> _Written task_
Transcribe every record that appears below, exactly and in full.

(Excerpts from a figure dataset)
-----
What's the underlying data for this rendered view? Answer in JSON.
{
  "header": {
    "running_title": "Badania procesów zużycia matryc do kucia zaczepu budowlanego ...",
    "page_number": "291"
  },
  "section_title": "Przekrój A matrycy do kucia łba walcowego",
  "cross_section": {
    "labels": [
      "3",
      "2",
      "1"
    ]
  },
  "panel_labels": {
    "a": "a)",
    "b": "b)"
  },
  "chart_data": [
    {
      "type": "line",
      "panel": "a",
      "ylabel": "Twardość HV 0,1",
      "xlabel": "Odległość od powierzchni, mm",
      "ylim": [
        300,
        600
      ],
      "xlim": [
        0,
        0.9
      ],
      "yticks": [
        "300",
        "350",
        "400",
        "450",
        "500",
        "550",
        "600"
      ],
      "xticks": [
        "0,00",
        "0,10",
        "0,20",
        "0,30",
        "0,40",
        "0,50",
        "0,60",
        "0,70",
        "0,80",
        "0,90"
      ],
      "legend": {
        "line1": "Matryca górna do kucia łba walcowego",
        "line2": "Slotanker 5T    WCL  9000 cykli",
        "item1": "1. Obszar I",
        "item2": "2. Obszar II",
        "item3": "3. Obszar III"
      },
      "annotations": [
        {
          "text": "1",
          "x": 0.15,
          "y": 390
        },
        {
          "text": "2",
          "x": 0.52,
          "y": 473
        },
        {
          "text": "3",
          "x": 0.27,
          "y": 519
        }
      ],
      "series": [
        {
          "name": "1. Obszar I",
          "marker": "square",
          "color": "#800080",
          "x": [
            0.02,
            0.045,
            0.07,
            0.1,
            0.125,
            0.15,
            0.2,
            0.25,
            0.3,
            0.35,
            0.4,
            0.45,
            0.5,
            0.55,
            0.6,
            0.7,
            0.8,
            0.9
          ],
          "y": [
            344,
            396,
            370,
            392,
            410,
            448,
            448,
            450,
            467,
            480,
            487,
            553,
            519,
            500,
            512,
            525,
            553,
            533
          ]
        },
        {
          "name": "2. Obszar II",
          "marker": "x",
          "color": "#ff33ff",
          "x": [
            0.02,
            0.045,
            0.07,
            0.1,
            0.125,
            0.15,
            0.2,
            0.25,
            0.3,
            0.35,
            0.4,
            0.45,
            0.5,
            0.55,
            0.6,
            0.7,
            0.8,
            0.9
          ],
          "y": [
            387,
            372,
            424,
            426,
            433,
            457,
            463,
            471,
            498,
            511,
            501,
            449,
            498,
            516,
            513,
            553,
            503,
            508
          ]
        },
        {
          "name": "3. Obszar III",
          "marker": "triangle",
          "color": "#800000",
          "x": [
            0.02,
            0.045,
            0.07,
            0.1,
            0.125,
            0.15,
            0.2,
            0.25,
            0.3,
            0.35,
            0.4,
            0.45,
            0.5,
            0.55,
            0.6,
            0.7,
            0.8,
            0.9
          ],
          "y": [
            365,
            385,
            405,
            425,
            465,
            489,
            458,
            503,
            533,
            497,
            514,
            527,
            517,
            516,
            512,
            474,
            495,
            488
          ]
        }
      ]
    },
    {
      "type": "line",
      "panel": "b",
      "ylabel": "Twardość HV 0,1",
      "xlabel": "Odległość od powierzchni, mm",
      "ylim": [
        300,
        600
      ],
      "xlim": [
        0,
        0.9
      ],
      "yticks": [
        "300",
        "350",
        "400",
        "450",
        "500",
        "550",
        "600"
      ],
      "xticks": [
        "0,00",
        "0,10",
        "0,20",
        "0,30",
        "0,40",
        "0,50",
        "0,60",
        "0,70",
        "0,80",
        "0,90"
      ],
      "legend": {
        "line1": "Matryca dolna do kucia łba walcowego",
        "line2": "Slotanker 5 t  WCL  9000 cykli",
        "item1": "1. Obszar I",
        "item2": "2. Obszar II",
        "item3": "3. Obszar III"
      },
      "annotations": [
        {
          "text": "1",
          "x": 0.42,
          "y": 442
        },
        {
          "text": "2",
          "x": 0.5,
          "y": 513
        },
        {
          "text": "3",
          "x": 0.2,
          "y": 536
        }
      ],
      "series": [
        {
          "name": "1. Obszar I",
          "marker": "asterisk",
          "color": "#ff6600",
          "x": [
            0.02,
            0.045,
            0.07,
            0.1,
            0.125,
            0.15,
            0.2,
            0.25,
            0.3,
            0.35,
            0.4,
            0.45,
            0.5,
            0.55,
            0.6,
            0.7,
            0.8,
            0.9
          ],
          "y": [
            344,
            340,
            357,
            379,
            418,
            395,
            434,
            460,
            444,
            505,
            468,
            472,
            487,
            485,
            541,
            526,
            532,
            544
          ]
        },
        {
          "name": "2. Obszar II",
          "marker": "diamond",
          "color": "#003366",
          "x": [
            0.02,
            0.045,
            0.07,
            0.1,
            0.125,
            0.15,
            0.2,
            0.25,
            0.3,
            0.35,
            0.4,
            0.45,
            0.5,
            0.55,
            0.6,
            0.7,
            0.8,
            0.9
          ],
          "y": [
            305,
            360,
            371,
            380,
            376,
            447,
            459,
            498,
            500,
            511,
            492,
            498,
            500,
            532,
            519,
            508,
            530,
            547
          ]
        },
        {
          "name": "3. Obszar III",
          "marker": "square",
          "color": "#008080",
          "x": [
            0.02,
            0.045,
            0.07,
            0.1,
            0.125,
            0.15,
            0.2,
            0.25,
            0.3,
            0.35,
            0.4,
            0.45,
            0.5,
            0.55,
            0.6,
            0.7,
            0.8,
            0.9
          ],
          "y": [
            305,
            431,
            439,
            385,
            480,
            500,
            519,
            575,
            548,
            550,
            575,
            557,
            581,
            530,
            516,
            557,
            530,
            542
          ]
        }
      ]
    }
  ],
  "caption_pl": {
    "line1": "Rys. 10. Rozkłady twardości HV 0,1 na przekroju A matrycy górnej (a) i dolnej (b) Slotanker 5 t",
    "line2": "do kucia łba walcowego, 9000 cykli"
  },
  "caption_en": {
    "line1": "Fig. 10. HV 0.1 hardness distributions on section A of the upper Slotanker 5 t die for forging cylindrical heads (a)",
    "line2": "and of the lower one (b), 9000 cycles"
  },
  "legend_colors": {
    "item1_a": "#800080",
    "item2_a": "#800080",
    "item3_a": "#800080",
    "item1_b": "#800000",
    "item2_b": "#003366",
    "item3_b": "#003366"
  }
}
-----
> _Written reply_
What's the underlying data for this rendered view? Answer in JSON.
{
  "header": {
    "running_title": "Badania procesów zużycia matryc do kucia zaczepu budowlanego ...",
    "page_number": "291"
  },
  "section_title": "Przekrój A matrycy do kucia łba walcowego",
  "cross_section": {
    "labels": [
      "3",
      "2",
      "1"
    ]
  },
  "panel_labels": {
    "a": "a)",
    "b": "b)"
  },
  "chart_data": [
    {
      "type": "line",
      "panel": "a",
      "ylabel": "Twardość HV 0,1",
      "xlabel": "Odległość od powierzchni, mm",
      "ylim": [
        300,
        600
      ],
      "xlim": [
        0,
        0.9
      ],
      "yticks": [
        "300",
        "350",
        "400",
        "450",
        "500",
        "550",
        "600"
      ],
      "xticks": [
        "0,00",
        "0,10",
        "0,20",
        "0,30",
        "0,40",
        "0,50",
        "0,60",
        "0,70",
        "0,80",
        "0,90"
      ],
      "legend": {
        "line1": "Matryca górna do kucia łba walcowego",
        "line2": "Slotanker 5T    WCL  9000 cykli",
        "item1": "1. Obszar I",
        "item2": "2. Obszar II",
        "item3": "3. Obszar III"
      },
      "annotations": [
        {
          "text": "1",
          "x": 0.15,
          "y": 390
        },
        {
          "text": "2",
          "x": 0.52,
          "y": 473
        },
        {
          "text": "3",
          "x": 0.27,
          "y": 519
        }
      ],
      "series": [
        {
          "name": "1. Obszar I",
          "marker": "square",
          "color": "#800080",
          "x": [
            0.02,
            0.045,
            0.07,
            0.1,
            0.125,
            0.15,
            0.2,
            0.25,
            0.3,
            0.35,
            0.4,
            0.45,
            0.5,
            0.55,
            0.6,
            0.7,
            0.8,
            0.9
          ],
          "y": [
            344,
            396,
            370,
            392,
            410,
            448,
            448,
            450,
            467,
            480,
            487,
            553,
            519,
            500,
            512,
            525,
            553,
            533
          ]
        },
        {
          "name": "2. Obszar II",
          "marker": "x",
          "color": "#ff33ff",
          "x": [
            0.02,
            0.045,
            0.07,
            0.1,
            0.125,
            0.15,
            0.2,
            0.25,
            0.3,
            0.35,
            0.4,
            0.45,
            0.5,
            0.55,
            0.6,
            0.7,
            0.8,
            0.9
          ],
          "y": [
            387,
            372,
            424,
            426,
            433,
            457,
            463,
            471,
            498,
            511,
            501,
            449,
            498,
            516,
            513,
            553,
            503,
            508
          ]
        },
        {
          "name": "3. Obszar III",
          "marker": "triangle",
          "color": "#800000",
          "x": [
            0.02,
            0.045,
            0.07,
            0.1,
            0.125,
            0.15,
            0.2,
            0.25,
            0.3,
            0.35,
            0.4,
            0.45,
            0.5,
            0.55,
            0.6,
            0.7,
            0.8,
            0.9
          ],
          "y": [
            365,
            385,
            405,
            425,
            465,
            489,
            458,
            503,
            533,
            497,
            514,
            527,
            517,
            516,
            512,
            474,
            495,
            488
          ]
        }
      ]
    },
    {
      "type": "line",
      "panel": "b",
      "ylabel": "Twardość HV 0,1",
      "xlabel": "Odległość od powierzchni, mm",
      "ylim": [
        300,
        600
      ],
      "xlim": [
        0,
        0.9
      ],
      "yticks": [
        "300",
        "350",
        "400",
        "450",
        "500",
        "550",
        "600"
      ],
      "xticks": [
        "0,00",
        "0,10",
        "0,20",
        "0,30",
        "0,40",
        "0,50",
        "0,60",
        "0,70",
        "0,80",
        "0,90"
      ],
      "legend": {
        "line1": "Matryca dolna do kucia łba walcowego",
        "line2": "Slotanker 5 t  WCL  9000 cykli",
        "item1": "1. Obszar I",
        "item2": "2. Obszar II",
        "item3": "3. Obszar III"
      },
      "annotations": [
        {
          "text": "1",
          "x": 0.42,
          "y": 442
        },
        {
          "text": "2",
          "x": 0.5,
          "y": 513
        },
        {
          "text": "3",
          "x": 0.2,
          "y": 536
        }
      ],
      "series": [
        {
          "name": "1. Obszar I",
          "marker": "asterisk",
          "color": "#ff6600",
          "x": [
            0.02,
            0.045,
            0.07,
            0.1,
            0.125,
            0.15,
            0.2,
            0.25,
            0.3,
            0.35,
            0.4,
            0.45,
            0.5,
            0.55,
            0.6,
            0.7,
            0.8,
            0.9
          ],
          "y": [
            344,
            340,
            357,
            379,
            418,
            395,
            434,
            460,
            444,
            505,
            468,
            472,
            487,
            485,
            541,
            526,
            532,
            544
          ]
        },
        {
          "name": "2. Obszar II",
          "marker": "diamond",
          "color": "#003366",
          "x": [
            0.02,
            0.045,
            0.07,
            0.1,
            0.125,
            0.15,
            0.2,
            0.25,
            0.3,
            0.35,
            0.4,
            0.45,
            0.5,
            0.55,
            0.6,
            0.7,
            0.8,
            0.9
          ],
          "y": [
            305,
            360,
            371,
            380,
            376,
            447,
            459,
            498,
            500,
            511,
            492,
            498,
            500,
            532,
            519,
            508,
            530,
            547
          ]
        },
        {
          "name": "3. Obszar III",
          "marker": "square",
          "color": "#008080",
          "x": [
            0.02,
            0.045,
            0.07,
            0.1,
            0.125,
            0.15,
            0.2,
            0.25,
            0.3,
            0.35,
            0.4,
            0.45,
            0.5,
            0.55,
            0.6,
            0.7,
            0.8,
            0.9
          ],
          "y": [
            305,
            431,
            439,
            385,
            480,
            500,
            519,
            575,
            548,
            550,
            575,
            557,
            581,
            530,
            516,
            557,
            530,
            542
          ]
        }
      ]
    }
  ],
  "caption_pl": {
    "line1": "Rys. 10. Rozkłady twardości HV 0,1 na przekroju A matrycy górnej (a) i dolnej (b) Slotanker 5 t",
    "line2": "do kucia łba walcowego, 9000 cykli"
  },
  "caption_en": {
    "line1": "Fig. 10. HV 0.1 hardness distributions on section A of the upper Slotanker 5 t die for forging cylindrical heads (a)",
    "line2": "and of the lower one (b), 9000 cycles"
  },
  "legend_colors": {
    "item1_a": "#800080",
    "item2_a": "#800080",
    "item3_a": "#800080",
    "item1_b": "#800000",
    "item2_b": "#003366",
    "item3_b": "#003366"
  }
}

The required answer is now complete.